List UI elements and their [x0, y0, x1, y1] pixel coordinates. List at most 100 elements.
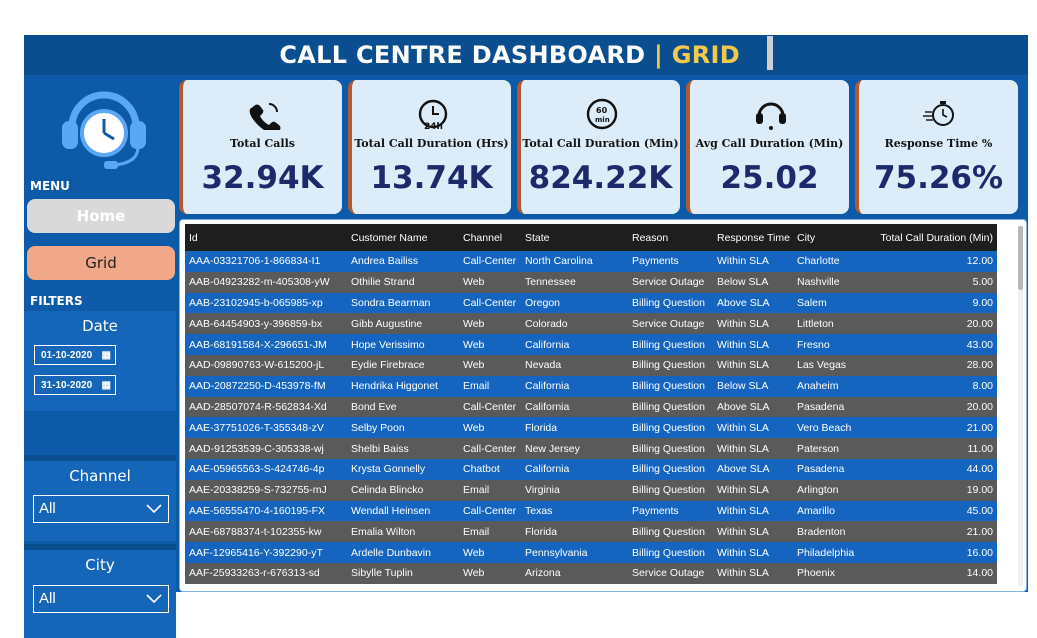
table-cell: Florida	[521, 521, 628, 543]
table-cell: AAF-25933263-r-676313-sd	[185, 562, 347, 584]
table-cell: Charlotte	[793, 251, 875, 272]
table-row[interactable]: AAF-25933263-r-676313-sd Sibylle Tuplin We…	[185, 562, 997, 584]
table-cell: AAE-56555470-4-160195-FX	[185, 500, 347, 522]
svg-text:60: 60	[596, 106, 608, 115]
table-row[interactable]: AAD-28507074-R-562834-Xd Bond Eve Call-Cen…	[185, 396, 997, 418]
table-row[interactable]: AAB-04923282-m-405308-yW Othilie Strand We…	[185, 271, 997, 293]
city-select-value: All	[39, 590, 56, 607]
table-cell: 43.00	[875, 334, 997, 355]
table-cell: AAD-91253539-C-305338-wj	[185, 438, 347, 459]
table-cell: Within SLA	[713, 479, 793, 501]
city-select[interactable]: All	[33, 585, 169, 613]
table-cell: Email	[459, 479, 521, 501]
table-header-row: Id Customer Name Channel State Reason Respons…	[185, 224, 997, 251]
filters-label: FILTERS	[30, 294, 83, 308]
table-cell: North Carolina	[521, 251, 628, 272]
column-header[interactable]: Response Time	[713, 224, 793, 251]
kpi-value: 32.94K	[201, 160, 324, 196]
table-cell: Billing Question	[628, 521, 713, 543]
table-cell: 19.00	[875, 479, 997, 501]
end-date-value: 31-10-2020	[41, 380, 93, 391]
menu-label: MENU	[30, 179, 70, 193]
table-row[interactable]: AAA-03321706-1-866834-I1 Andrea Bailiss Ca…	[185, 251, 997, 272]
table-row[interactable]: AAB-68191584-X-296651-JM Hope Verissimo We…	[185, 334, 997, 355]
table-row[interactable]: AAD-91253539-C-305338-wj Shelbi Baiss Call…	[185, 438, 997, 459]
table-cell: Arlington	[793, 479, 875, 501]
kpi-card-response-time: Response Time % 75.26%	[855, 80, 1018, 214]
date-filter: Date 01-10-2020 ▦ 31-10-2020 ▦	[24, 311, 176, 411]
table-row[interactable]: AAD-20872250-D-453978-fM Hendrika Higgone…	[185, 375, 997, 397]
table-cell: Amarillo	[793, 500, 875, 522]
call-table: Id Customer Name Channel State Reason Respons…	[185, 224, 997, 584]
column-header[interactable]: Total Call Duration (Min)	[875, 224, 997, 251]
table-row[interactable]: AAE-56555470-4-160195-FX Wendall Heinsen C…	[185, 500, 997, 522]
table-cell: Pennsylvania	[521, 542, 628, 563]
start-date-input[interactable]: 01-10-2020 ▦	[34, 345, 116, 365]
table-cell: Phoenix	[793, 562, 875, 584]
kpi-value: 75.26%	[873, 160, 1004, 196]
table-cell: California	[521, 375, 628, 397]
dashboard-frame: CALL CENTRE DASHBOARD | GRID MENU Home G…	[24, 35, 1028, 638]
table-cell: Billing Question	[628, 438, 713, 459]
kpi-value: 13.74K	[370, 160, 493, 196]
home-button[interactable]: Home	[27, 199, 175, 233]
table-cell: Arizona	[521, 562, 628, 584]
calendar-icon[interactable]: ▦	[102, 346, 111, 366]
table-cell: Web	[459, 354, 521, 376]
column-header[interactable]: City	[793, 224, 875, 251]
table-row[interactable]: AAE-20338259-S-732755-mJ Celinda Blincko E…	[185, 479, 997, 501]
table-cell: 21.00	[875, 417, 997, 439]
table-cell: AAE-68788374-t-102355-kw	[185, 521, 347, 543]
24h-clock-icon: 24h	[418, 99, 448, 130]
phone-icon	[249, 103, 281, 130]
table-cell: New Jersey	[521, 438, 628, 459]
table-cell: 20.00	[875, 396, 997, 418]
title-sub: GRID	[671, 41, 740, 69]
grid-button[interactable]: Grid	[27, 246, 175, 280]
date-filter-title: Date	[82, 317, 118, 335]
calendar-icon[interactable]: ▦	[102, 376, 111, 396]
column-header[interactable]: Customer Name	[347, 224, 459, 251]
table-cell: Billing Question	[628, 396, 713, 418]
table-row[interactable]: AAF-12965416-Y-392290-yT Ardelle Dunbavin…	[185, 542, 997, 563]
table-row[interactable]: AAD-09890763-W-615200-jL Eydie Firebrace W…	[185, 354, 997, 376]
table-row[interactable]: AAB-64454903-y-396859-bx Gibb Augustine We…	[185, 313, 997, 335]
headset-clock-logo-icon	[62, 91, 146, 169]
data-grid[interactable]: Id Customer Name Channel State Reason Respons…	[179, 219, 1027, 592]
page-title: CALL CENTRE DASHBOARD | GRID	[24, 36, 1028, 70]
table-cell: AAE-05965563-S-424746-4p	[185, 458, 347, 480]
column-header[interactable]: Channel	[459, 224, 521, 251]
table-cell: Billing Question	[628, 334, 713, 355]
table-cell: AAD-28507074-R-562834-Xd	[185, 396, 347, 418]
stopwatch-icon	[923, 101, 954, 126]
table-cell: Above SLA	[713, 396, 793, 418]
table-cell: AAB-23102945-b-065985-xp	[185, 292, 347, 314]
city-filter: City All	[24, 544, 176, 638]
column-header[interactable]: Id	[185, 224, 347, 251]
column-header[interactable]: Reason	[628, 224, 713, 251]
table-cell: Billing Question	[628, 292, 713, 314]
column-header[interactable]: State	[521, 224, 628, 251]
table-cell: Vero Beach	[793, 417, 875, 439]
60-min-icon: 60 min	[586, 98, 618, 130]
table-row[interactable]: AAB-23102945-b-065985-xp Sondra Bearman Ca…	[185, 292, 997, 314]
table-cell: 44.00	[875, 458, 997, 480]
table-cell: Celinda Blincko	[347, 479, 459, 501]
table-cell: Chatbot	[459, 458, 521, 480]
channel-select[interactable]: All	[33, 495, 169, 523]
table-row[interactable]: AAE-05965563-S-424746-4p Krysta Gonnelly C…	[185, 458, 997, 480]
table-cell: Web	[459, 542, 521, 563]
table-cell: Salem	[793, 292, 875, 314]
table-row[interactable]: AAE-68788374-t-102355-kw Emalia Wilton Ema…	[185, 521, 997, 543]
table-cell: Within SLA	[713, 334, 793, 355]
headset-icon	[756, 102, 786, 130]
end-date-input[interactable]: 31-10-2020 ▦	[34, 375, 116, 395]
table-cell: Gibb Augustine	[347, 313, 459, 335]
table-cell: AAA-03321706-1-866834-I1	[185, 251, 347, 272]
table-row[interactable]: AAE-37751026-T-355348-zV Selby Poon Web Flo…	[185, 417, 997, 439]
title-main: CALL CENTRE DASHBOARD	[279, 41, 646, 69]
scrollbar-thumb[interactable]	[1018, 226, 1023, 290]
table-cell: Texas	[521, 500, 628, 522]
table-cell: Selby Poon	[347, 417, 459, 439]
table-cell: Pasadena	[793, 396, 875, 418]
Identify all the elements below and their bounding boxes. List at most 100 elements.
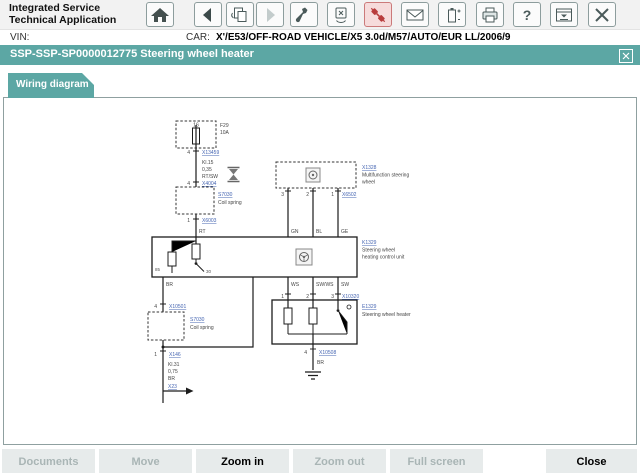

══════════════════════════════

- **What you should do**
Copy out the records word for word, starting at the line containing "521, 628, 543]" and continuing down through the line containing "table-row[interactable]: AAD-28507074-R-562834-Xd Bond", with both of those lines included.

- **Written reply**
table-cell: Florida	[521, 521, 628, 543]
table-cell: AAF-25933263-r-676313-sd	[185, 562, 347, 584]
table-cell: Charlotte	[793, 251, 875, 272]
table-row[interactable]: AAF-25933263-r-676313-sd Sibylle Tuplin We…	[185, 562, 997, 584]
table-cell: AAE-56555470-4-160195-FX	[185, 500, 347, 522]
svg-text:60: 60	[596, 106, 608, 115]
table-row[interactable]: AAD-28507074-R-562834-Xd Bond Eve Call-Cen…	[185, 396, 997, 418]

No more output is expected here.